Challenge ::
From the material, reproduce unchanged the lines from the one containing "y2-tick-label: 26.5 bbox=[698, 425, 743, 449]" to the one containing "y-tick-label: 0.4 bbox=[80, 142, 112, 166]", with both of those lines included.

Visual layout annotation data
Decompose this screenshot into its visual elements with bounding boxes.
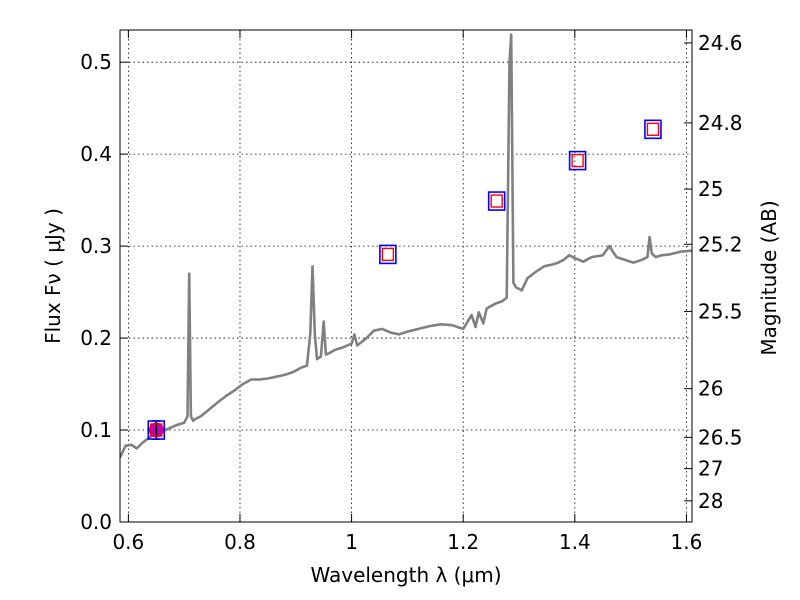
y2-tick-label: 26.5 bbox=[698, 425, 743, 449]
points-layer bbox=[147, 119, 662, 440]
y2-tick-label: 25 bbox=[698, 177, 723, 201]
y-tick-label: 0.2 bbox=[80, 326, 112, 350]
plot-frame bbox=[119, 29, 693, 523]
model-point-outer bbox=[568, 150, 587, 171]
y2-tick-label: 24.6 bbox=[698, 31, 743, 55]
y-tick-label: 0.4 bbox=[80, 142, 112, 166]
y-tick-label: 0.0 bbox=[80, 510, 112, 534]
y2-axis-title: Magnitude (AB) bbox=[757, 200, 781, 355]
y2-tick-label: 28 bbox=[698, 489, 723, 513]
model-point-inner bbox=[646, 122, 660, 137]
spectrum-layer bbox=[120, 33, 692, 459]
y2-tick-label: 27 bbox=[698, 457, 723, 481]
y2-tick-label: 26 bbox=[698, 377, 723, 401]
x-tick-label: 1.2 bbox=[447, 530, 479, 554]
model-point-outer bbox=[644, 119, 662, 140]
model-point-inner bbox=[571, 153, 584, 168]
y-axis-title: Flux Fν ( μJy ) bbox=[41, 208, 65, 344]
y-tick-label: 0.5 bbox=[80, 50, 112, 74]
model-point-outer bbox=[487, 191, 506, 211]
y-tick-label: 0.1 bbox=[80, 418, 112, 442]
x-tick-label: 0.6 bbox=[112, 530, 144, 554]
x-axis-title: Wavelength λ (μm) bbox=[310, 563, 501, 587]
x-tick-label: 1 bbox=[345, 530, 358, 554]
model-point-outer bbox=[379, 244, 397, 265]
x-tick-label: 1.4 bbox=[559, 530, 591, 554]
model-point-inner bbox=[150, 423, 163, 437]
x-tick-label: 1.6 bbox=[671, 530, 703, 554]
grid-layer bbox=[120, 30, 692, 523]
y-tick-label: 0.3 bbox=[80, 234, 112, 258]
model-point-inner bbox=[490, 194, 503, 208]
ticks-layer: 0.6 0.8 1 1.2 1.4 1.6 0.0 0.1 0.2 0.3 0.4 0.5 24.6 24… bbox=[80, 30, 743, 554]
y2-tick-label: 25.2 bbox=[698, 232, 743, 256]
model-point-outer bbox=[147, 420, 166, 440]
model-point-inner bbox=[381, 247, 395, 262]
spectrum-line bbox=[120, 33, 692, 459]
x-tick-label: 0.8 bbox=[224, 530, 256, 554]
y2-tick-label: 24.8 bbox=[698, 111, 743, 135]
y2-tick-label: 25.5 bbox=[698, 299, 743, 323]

Correct output ::
y2-tick-label: 26.5 bbox=[698, 425, 743, 449]
points-layer bbox=[147, 119, 662, 440]
y2-tick-label: 25 bbox=[698, 177, 723, 201]
y-tick-label: 0.2 bbox=[80, 326, 112, 350]
plot-frame bbox=[119, 29, 693, 523]
model-point-outer bbox=[568, 150, 587, 171]
y2-tick-label: 24.6 bbox=[698, 31, 743, 55]
y-tick-label: 0.4 bbox=[80, 142, 112, 166]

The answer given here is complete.